- **WHAT IS BEING ASKED**:
Gather each line in the entries that includes the string "structured".

■ ■ ■ ■ ■

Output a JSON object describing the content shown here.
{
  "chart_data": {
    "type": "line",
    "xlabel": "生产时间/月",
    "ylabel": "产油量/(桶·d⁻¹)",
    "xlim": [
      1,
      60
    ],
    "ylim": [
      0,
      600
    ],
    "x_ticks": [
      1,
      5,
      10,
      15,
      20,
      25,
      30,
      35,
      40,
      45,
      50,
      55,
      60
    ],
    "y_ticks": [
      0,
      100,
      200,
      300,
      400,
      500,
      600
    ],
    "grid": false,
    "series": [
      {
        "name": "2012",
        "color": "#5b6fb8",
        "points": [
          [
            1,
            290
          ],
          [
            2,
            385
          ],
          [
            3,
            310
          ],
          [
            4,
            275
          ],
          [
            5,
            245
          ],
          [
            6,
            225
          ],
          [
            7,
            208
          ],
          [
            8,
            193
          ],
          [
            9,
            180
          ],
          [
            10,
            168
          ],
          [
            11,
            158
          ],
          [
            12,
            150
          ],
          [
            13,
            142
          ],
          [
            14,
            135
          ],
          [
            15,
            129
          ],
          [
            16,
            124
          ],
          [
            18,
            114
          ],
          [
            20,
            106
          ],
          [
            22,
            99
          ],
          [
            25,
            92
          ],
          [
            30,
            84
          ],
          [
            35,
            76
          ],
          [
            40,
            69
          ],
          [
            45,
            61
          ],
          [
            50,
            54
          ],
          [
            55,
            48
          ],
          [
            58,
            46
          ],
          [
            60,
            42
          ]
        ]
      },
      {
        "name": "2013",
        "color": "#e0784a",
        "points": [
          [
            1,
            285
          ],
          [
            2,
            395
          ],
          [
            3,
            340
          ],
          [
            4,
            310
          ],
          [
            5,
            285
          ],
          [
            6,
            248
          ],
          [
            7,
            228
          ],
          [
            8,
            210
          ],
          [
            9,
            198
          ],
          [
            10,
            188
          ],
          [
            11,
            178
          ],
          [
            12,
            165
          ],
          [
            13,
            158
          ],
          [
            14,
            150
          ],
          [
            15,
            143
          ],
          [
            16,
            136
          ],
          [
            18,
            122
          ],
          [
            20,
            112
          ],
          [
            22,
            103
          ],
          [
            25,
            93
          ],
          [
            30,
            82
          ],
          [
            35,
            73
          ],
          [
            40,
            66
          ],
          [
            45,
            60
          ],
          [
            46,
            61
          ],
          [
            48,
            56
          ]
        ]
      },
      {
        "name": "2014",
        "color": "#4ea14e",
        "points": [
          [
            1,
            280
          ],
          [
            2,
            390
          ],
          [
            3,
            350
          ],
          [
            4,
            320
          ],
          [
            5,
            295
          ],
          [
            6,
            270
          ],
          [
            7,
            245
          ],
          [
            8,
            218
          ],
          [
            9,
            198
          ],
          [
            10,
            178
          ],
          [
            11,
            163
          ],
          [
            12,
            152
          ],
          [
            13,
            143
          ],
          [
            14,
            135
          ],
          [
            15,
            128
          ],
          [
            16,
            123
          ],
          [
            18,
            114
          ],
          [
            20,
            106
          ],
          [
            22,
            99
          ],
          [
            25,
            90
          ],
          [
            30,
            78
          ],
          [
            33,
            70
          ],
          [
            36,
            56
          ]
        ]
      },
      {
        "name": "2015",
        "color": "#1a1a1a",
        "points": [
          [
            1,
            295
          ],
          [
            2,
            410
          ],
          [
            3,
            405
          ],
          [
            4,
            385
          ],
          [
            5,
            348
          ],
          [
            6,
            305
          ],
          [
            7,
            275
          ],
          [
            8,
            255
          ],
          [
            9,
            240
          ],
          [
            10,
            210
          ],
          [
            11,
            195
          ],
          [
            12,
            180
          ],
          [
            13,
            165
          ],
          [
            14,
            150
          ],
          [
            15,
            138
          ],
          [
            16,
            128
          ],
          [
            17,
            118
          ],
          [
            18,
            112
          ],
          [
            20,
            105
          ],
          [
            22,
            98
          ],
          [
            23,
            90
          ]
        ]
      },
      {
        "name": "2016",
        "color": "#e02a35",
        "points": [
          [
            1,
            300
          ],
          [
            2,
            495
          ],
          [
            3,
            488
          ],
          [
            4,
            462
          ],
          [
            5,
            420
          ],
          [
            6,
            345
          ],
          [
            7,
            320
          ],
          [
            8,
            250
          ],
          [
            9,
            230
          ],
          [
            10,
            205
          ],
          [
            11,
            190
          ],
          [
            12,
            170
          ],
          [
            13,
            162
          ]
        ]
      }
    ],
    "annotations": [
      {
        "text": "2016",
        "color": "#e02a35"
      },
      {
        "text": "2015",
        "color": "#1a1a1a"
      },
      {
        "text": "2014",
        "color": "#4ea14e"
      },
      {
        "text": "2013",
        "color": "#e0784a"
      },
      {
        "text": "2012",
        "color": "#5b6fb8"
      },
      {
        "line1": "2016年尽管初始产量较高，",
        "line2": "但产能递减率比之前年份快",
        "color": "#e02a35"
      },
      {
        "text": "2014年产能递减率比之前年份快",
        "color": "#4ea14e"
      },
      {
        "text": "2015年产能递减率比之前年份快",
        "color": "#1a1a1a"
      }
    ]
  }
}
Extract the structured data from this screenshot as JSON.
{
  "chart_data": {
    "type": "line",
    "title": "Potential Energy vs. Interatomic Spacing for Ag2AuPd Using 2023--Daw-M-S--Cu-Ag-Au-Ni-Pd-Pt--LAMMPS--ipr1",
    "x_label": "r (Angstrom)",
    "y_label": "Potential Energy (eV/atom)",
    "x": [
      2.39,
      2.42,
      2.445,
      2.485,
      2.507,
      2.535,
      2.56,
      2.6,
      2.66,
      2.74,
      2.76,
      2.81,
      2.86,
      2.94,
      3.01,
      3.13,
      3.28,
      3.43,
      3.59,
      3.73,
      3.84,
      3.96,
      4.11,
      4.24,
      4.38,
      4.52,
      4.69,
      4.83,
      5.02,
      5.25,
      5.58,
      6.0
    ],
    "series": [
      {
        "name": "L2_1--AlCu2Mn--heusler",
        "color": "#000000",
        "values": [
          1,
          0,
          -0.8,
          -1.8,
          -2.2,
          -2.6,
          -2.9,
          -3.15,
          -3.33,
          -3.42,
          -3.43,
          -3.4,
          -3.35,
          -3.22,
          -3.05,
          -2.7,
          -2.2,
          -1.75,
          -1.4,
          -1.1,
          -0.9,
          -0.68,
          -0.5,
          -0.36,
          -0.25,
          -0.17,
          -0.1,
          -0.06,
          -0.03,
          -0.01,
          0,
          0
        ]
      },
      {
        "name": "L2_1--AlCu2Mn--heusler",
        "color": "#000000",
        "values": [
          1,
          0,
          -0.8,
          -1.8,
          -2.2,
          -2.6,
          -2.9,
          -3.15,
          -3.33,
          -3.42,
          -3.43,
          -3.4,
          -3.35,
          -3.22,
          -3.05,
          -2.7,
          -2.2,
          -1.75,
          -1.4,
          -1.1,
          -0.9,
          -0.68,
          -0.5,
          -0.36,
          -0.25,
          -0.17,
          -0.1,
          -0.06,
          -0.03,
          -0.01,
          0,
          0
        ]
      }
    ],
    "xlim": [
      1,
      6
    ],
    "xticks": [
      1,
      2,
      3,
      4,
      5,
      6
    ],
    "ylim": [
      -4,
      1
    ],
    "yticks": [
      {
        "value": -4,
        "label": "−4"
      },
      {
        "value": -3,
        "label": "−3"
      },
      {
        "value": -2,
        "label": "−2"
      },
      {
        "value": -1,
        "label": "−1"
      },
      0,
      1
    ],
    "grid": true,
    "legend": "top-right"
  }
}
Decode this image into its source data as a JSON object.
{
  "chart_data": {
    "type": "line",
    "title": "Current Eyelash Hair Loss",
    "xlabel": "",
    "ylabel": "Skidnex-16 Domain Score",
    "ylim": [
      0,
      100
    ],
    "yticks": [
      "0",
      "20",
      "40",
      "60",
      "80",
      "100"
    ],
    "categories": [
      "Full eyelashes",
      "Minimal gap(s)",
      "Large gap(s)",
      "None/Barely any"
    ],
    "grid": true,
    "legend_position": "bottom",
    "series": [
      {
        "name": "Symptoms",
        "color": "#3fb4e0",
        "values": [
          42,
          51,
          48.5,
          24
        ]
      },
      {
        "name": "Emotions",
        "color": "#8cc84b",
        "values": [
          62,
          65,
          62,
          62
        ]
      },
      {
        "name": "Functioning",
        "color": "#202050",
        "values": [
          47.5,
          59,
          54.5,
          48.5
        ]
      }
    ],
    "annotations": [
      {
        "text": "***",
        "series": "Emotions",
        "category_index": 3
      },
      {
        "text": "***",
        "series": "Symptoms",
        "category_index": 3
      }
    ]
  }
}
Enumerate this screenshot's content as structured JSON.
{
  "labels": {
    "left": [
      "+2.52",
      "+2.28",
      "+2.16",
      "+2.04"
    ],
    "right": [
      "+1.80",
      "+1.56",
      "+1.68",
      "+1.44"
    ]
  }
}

■ ■ ■ ■ ■

- **SOLUTION TO THIS TASK**:
Extract the structured data from this screenshot as JSON.
Enumerate this screenshot's content as structured JSON.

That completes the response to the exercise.